[Start Data provided]

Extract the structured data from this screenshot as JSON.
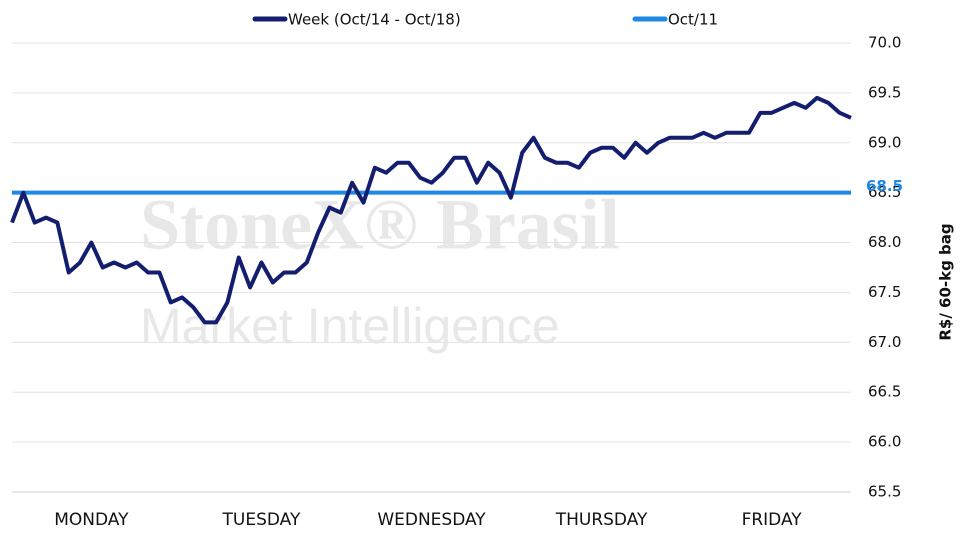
{
  "chart_data": {
    "type": "line",
    "watermark": [
      "StoneX® Brasil",
      "Market Intelligence"
    ],
    "y_axis_label": "R$/ 60-kg bag",
    "categories": [
      null,
      null,
      null,
      null,
      null,
      null,
      null,
      "MONDAY",
      null,
      null,
      null,
      null,
      null,
      null,
      null,
      null,
      null,
      null,
      null,
      null,
      null,
      null,
      "TUESDAY",
      null,
      null,
      null,
      null,
      null,
      null,
      null,
      null,
      null,
      null,
      null,
      null,
      null,
      null,
      "WEDNESDAY",
      null,
      null,
      null,
      null,
      null,
      null,
      null,
      null,
      null,
      null,
      null,
      null,
      null,
      null,
      "THURSDAY",
      null,
      null,
      null,
      null,
      null,
      null,
      null,
      null,
      null,
      null,
      null,
      null,
      null,
      null,
      "FRIDAY",
      null,
      null,
      null,
      null,
      null,
      null,
      null
    ],
    "series": [
      {
        "name": "Week (Oct/14 - Oct/18)",
        "color": "#141e6e",
        "values": [
          68.2,
          68.5,
          68.2,
          68.25,
          68.2,
          67.7,
          67.8,
          68.0,
          67.75,
          67.8,
          67.75,
          67.8,
          67.7,
          67.7,
          67.4,
          67.45,
          67.35,
          67.2,
          67.2,
          67.4,
          67.85,
          67.55,
          67.8,
          67.6,
          67.7,
          67.7,
          67.8,
          68.1,
          68.35,
          68.3,
          68.6,
          68.4,
          68.75,
          68.7,
          68.8,
          68.8,
          68.65,
          68.6,
          68.7,
          68.85,
          68.85,
          68.6,
          68.8,
          68.7,
          68.45,
          68.9,
          69.05,
          68.85,
          68.8,
          68.8,
          68.75,
          68.9,
          68.95,
          68.95,
          68.85,
          69.0,
          68.9,
          69.0,
          69.05,
          69.05,
          69.05,
          69.1,
          69.05,
          69.1,
          69.1,
          69.1,
          69.3,
          69.3,
          69.35,
          69.4,
          69.35,
          69.45,
          69.4,
          69.3,
          69.25
        ]
      },
      {
        "name": "Oct/11",
        "color": "#1e88e5",
        "values": [
          68.5,
          68.5,
          68.5,
          68.5,
          68.5,
          68.5,
          68.5,
          68.5,
          68.5,
          68.5,
          68.5,
          68.5,
          68.5,
          68.5,
          68.5,
          68.5,
          68.5,
          68.5,
          68.5,
          68.5,
          68.5,
          68.5,
          68.5,
          68.5,
          68.5,
          68.5,
          68.5,
          68.5,
          68.5,
          68.5,
          68.5,
          68.5,
          68.5,
          68.5,
          68.5,
          68.5,
          68.5,
          68.5,
          68.5,
          68.5,
          68.5,
          68.5,
          68.5,
          68.5,
          68.5,
          68.5,
          68.5,
          68.5,
          68.5,
          68.5,
          68.5,
          68.5,
          68.5,
          68.5,
          68.5,
          68.5,
          68.5,
          68.5,
          68.5,
          68.5,
          68.5,
          68.5,
          68.5,
          68.5,
          68.5,
          68.5,
          68.5,
          68.5,
          68.5,
          68.5,
          68.5,
          68.5,
          68.5,
          68.5,
          68.5
        ]
      }
    ],
    "ylim": [
      65.5,
      70
    ],
    "yticks": [
      {
        "value": 65.5,
        "label": "65.5"
      },
      {
        "value": 66,
        "label": "66.0"
      },
      {
        "value": 66.5,
        "label": "66.5"
      },
      {
        "value": 67,
        "label": "67.0"
      },
      {
        "value": 67.5,
        "label": "67.5"
      },
      {
        "value": 68,
        "label": "68.0"
      },
      {
        "value": 68.5,
        "label": "68.5"
      },
      {
        "value": 69,
        "label": "69.0"
      },
      {
        "value": 69.5,
        "label": "69.5"
      },
      {
        "value": 70,
        "label": "70.0"
      }
    ],
    "grid": true,
    "legend": "top"
  }
}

[End Data provided]

● Aim
Your job is to transcribe the entries above exactly; skip the pictures.

● Full response
Extract the structured data from this screenshot as JSON.
{
  "chart_data": {
    "type": "line",
    "watermark": [
      "StoneX® Brasil",
      "Market Intelligence"
    ],
    "y_axis_label": "R$/ 60-kg bag",
    "categories": [
      null,
      null,
      null,
      null,
      null,
      null,
      null,
      "MONDAY",
      null,
      null,
      null,
      null,
      null,
      null,
      null,
      null,
      null,
      null,
      null,
      null,
      null,
      null,
      "TUESDAY",
      null,
      null,
      null,
      null,
      null,
      null,
      null,
      null,
      null,
      null,
      null,
      null,
      null,
      null,
      "WEDNESDAY",
      null,
      null,
      null,
      null,
      null,
      null,
      null,
      null,
      null,
      null,
      null,
      null,
      null,
      null,
      "THURSDAY",
      null,
      null,
      null,
      null,
      null,
      null,
      null,
      null,
      null,
      null,
      null,
      null,
      null,
      null,
      "FRIDAY",
      null,
      null,
      null,
      null,
      null,
      null,
      null
    ],
    "series": [
      {
        "name": "Week (Oct/14 - Oct/18)",
        "color": "#141e6e",
        "values": [
          68.2,
          68.5,
          68.2,
          68.25,
          68.2,
          67.7,
          67.8,
          68.0,
          67.75,
          67.8,
          67.75,
          67.8,
          67.7,
          67.7,
          67.4,
          67.45,
          67.35,
          67.2,
          67.2,
          67.4,
          67.85,
          67.55,
          67.8,
          67.6,
          67.7,
          67.7,
          67.8,
          68.1,
          68.35,
          68.3,
          68.6,
          68.4,
          68.75,
          68.7,
          68.8,
          68.8,
          68.65,
          68.6,
          68.7,
          68.85,
          68.85,
          68.6,
          68.8,
          68.7,
          68.45,
          68.9,
          69.05,
          68.85,
          68.8,
          68.8,
          68.75,
          68.9,
          68.95,
          68.95,
          68.85,
          69.0,
          68.9,
          69.0,
          69.05,
          69.05,
          69.05,
          69.1,
          69.05,
          69.1,
          69.1,
          69.1,
          69.3,
          69.3,
          69.35,
          69.4,
          69.35,
          69.45,
          69.4,
          69.3,
          69.25
        ]
      },
      {
        "name": "Oct/11",
        "color": "#1e88e5",
        "values": [
          68.5,
          68.5,
          68.5,
          68.5,
          68.5,
          68.5,
          68.5,
          68.5,
          68.5,
          68.5,
          68.5,
          68.5,
          68.5,
          68.5,
          68.5,
          68.5,
          68.5,
          68.5,
          68.5,
          68.5,
          68.5,
          68.5,
          68.5,
          68.5,
          68.5,
          68.5,
          68.5,
          68.5,
          68.5,
          68.5,
          68.5,
          68.5,
          68.5,
          68.5,
          68.5,
          68.5,
          68.5,
          68.5,
          68.5,
          68.5,
          68.5,
          68.5,
          68.5,
          68.5,
          68.5,
          68.5,
          68.5,
          68.5,
          68.5,
          68.5,
          68.5,
          68.5,
          68.5,
          68.5,
          68.5,
          68.5,
          68.5,
          68.5,
          68.5,
          68.5,
          68.5,
          68.5,
          68.5,
          68.5,
          68.5,
          68.5,
          68.5,
          68.5,
          68.5,
          68.5,
          68.5,
          68.5,
          68.5,
          68.5,
          68.5
        ]
      }
    ],
    "ylim": [
      65.5,
      70
    ],
    "yticks": [
      {
        "value": 65.5,
        "label": "65.5"
      },
      {
        "value": 66,
        "label": "66.0"
      },
      {
        "value": 66.5,
        "label": "66.5"
      },
      {
        "value": 67,
        "label": "67.0"
      },
      {
        "value": 67.5,
        "label": "67.5"
      },
      {
        "value": 68,
        "label": "68.0"
      },
      {
        "value": 68.5,
        "label": "68.5"
      },
      {
        "value": 69,
        "label": "69.0"
      },
      {
        "value": 69.5,
        "label": "69.5"
      },
      {
        "value": 70,
        "label": "70.0"
      }
    ],
    "grid": true,
    "legend": "top"
  }
}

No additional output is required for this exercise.